■ EXCERPTED RECORDS ■

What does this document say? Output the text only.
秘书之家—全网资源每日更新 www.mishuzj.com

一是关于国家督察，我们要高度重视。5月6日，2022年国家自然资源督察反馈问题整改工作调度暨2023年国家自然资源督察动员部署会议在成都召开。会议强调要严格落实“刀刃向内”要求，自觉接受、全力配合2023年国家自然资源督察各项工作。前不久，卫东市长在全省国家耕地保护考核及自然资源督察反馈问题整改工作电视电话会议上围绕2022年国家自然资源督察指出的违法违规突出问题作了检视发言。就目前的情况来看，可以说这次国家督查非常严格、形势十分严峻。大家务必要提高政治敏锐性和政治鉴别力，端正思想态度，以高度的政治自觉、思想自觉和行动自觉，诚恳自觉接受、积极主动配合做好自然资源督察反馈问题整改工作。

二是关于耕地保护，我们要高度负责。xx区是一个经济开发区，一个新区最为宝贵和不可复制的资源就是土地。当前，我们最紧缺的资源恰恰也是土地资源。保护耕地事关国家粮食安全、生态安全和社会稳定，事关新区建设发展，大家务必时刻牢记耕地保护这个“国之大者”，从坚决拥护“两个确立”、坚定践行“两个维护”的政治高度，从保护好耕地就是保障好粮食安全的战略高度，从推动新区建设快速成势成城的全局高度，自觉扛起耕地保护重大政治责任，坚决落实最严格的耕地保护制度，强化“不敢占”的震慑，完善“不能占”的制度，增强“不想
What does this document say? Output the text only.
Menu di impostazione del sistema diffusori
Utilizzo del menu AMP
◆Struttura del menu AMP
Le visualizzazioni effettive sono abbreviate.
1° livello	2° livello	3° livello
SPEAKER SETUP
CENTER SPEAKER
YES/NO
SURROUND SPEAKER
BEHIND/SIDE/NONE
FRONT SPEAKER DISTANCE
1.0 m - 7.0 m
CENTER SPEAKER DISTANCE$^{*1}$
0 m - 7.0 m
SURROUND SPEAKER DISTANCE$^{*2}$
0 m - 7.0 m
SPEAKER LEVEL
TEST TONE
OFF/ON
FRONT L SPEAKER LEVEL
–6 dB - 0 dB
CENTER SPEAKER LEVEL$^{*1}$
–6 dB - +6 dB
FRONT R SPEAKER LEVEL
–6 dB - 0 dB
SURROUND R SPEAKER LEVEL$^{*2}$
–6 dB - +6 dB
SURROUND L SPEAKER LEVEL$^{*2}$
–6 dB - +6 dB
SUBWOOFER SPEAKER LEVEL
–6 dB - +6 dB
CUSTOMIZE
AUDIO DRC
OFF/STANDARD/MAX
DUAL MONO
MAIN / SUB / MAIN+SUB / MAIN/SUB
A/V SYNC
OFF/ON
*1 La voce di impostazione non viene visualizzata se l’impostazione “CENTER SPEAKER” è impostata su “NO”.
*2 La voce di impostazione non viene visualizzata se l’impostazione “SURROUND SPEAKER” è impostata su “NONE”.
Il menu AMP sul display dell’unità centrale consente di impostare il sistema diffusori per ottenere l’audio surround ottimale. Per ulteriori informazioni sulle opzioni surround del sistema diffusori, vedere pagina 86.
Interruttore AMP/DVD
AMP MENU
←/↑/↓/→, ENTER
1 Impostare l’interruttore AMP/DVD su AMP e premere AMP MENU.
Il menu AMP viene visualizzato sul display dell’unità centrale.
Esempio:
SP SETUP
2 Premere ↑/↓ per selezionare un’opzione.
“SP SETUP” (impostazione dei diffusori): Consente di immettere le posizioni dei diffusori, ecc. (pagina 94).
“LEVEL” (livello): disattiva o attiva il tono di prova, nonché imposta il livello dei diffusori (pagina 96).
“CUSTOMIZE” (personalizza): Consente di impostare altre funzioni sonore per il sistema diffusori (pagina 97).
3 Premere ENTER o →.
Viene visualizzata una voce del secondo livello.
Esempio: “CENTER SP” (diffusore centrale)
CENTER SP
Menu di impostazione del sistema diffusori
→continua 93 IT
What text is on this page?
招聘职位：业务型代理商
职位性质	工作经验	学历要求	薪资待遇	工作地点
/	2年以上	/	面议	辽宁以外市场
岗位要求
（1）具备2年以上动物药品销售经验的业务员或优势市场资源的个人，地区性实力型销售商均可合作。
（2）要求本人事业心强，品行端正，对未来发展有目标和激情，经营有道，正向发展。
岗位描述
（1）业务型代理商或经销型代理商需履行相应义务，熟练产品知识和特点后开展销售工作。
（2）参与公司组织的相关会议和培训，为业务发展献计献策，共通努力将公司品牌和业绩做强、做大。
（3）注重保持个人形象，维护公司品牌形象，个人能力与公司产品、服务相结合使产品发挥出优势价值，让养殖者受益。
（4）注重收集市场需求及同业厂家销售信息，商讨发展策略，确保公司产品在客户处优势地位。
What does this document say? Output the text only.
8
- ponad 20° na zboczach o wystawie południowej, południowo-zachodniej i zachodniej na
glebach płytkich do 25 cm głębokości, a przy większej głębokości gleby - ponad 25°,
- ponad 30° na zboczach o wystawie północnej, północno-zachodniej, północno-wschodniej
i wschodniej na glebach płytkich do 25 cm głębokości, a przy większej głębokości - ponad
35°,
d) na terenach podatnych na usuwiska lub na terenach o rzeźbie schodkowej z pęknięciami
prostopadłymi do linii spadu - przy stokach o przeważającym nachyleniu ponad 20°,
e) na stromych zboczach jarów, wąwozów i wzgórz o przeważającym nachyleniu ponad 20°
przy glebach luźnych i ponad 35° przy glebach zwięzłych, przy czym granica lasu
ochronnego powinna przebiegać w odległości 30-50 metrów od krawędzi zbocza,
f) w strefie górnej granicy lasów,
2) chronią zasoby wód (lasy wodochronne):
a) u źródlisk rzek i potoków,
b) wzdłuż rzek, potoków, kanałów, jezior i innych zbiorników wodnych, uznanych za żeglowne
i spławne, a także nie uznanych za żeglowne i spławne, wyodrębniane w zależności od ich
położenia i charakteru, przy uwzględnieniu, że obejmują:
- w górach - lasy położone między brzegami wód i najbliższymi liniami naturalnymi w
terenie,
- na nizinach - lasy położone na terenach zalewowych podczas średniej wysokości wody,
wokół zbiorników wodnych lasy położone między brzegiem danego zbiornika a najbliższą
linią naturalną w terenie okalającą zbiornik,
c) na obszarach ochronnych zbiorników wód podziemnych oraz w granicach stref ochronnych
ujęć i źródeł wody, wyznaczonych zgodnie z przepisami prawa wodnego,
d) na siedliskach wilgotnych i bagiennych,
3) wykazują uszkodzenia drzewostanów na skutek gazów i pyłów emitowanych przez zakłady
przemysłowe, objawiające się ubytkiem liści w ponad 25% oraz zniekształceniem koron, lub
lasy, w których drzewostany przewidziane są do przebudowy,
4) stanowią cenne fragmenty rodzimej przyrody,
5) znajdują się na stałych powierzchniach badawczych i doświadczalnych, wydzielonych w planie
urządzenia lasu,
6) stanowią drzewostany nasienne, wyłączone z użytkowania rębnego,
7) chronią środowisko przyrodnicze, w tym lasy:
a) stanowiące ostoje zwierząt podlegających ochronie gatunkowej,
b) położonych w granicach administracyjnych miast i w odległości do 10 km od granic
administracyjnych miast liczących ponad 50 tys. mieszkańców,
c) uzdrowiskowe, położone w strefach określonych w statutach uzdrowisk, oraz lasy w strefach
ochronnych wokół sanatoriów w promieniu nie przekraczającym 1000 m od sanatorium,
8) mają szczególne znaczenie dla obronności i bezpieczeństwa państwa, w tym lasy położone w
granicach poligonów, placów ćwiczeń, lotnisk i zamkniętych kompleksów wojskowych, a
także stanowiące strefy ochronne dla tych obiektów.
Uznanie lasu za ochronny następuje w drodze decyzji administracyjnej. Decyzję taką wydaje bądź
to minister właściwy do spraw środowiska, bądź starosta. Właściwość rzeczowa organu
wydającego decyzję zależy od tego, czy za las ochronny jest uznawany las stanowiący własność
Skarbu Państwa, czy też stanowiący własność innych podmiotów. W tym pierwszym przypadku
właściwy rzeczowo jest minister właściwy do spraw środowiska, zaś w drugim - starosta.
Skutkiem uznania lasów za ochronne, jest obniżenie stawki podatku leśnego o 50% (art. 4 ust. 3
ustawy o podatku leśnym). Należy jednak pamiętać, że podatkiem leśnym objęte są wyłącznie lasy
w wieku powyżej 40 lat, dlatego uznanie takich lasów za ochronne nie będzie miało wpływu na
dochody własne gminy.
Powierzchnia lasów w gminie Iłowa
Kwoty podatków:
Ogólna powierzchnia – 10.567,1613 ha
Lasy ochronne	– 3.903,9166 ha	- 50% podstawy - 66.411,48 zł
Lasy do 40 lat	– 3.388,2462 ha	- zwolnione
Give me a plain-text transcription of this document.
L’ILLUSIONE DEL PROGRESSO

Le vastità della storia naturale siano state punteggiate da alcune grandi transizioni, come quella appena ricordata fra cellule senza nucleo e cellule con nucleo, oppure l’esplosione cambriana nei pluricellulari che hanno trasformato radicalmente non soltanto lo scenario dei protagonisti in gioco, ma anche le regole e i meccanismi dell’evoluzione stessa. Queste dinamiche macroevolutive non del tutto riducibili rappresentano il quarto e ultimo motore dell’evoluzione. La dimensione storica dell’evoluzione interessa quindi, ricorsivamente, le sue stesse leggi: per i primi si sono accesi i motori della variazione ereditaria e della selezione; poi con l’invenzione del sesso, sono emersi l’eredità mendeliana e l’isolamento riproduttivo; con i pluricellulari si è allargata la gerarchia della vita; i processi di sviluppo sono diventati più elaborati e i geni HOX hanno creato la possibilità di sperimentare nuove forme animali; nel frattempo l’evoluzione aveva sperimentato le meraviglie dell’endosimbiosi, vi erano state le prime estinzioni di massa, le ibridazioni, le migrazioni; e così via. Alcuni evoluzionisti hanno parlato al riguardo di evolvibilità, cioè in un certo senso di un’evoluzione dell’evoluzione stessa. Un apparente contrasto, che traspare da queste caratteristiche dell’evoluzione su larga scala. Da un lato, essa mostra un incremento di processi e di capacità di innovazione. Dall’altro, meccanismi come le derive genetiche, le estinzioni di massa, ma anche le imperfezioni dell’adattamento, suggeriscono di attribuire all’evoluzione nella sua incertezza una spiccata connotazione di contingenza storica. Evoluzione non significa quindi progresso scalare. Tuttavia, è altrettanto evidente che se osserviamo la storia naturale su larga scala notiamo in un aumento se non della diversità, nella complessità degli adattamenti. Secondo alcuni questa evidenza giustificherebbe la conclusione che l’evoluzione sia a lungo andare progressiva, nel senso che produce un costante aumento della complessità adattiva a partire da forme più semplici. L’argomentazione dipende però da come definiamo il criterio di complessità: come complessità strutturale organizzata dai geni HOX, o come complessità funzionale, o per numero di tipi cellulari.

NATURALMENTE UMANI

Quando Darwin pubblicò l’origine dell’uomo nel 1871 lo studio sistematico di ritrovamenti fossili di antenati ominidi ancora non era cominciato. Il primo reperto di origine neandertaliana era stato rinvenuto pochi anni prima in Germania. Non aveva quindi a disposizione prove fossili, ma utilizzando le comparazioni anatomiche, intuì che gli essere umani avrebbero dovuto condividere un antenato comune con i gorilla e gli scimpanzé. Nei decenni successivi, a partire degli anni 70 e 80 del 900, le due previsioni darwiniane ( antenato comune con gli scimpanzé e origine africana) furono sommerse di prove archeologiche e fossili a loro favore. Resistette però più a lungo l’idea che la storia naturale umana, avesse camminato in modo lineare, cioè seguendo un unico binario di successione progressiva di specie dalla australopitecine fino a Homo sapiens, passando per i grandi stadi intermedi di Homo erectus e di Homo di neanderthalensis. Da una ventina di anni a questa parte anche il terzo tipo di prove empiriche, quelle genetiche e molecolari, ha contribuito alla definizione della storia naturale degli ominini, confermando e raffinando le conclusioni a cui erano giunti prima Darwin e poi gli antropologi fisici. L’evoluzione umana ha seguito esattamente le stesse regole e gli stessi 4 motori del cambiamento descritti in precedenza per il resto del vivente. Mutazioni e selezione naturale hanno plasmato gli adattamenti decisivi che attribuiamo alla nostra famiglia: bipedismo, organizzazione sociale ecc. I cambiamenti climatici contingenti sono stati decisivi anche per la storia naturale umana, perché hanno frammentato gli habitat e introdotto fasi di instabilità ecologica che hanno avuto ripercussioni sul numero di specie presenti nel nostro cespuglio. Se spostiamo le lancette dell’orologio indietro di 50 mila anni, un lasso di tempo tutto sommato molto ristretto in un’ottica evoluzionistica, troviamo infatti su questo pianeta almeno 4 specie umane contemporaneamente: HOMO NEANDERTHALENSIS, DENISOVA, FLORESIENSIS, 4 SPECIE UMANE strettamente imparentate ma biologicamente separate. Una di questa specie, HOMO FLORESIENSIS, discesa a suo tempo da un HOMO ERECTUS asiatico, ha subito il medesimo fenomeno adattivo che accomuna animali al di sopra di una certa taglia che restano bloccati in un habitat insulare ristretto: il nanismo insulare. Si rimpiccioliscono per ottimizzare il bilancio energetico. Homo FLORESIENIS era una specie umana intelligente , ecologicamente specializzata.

■ DIRECTIONS ■
Only lines that contain the word "płytkich" are wanted; copy each of them.

■ EXPECTED ANSWER ■
glebach płytkich do 25 cm głębokości, a przy większej głębokości gleby - ponad 25°,
i wschodniej na glebach płytkich do 25 cm głębokości, a przy większej głębokości - ponad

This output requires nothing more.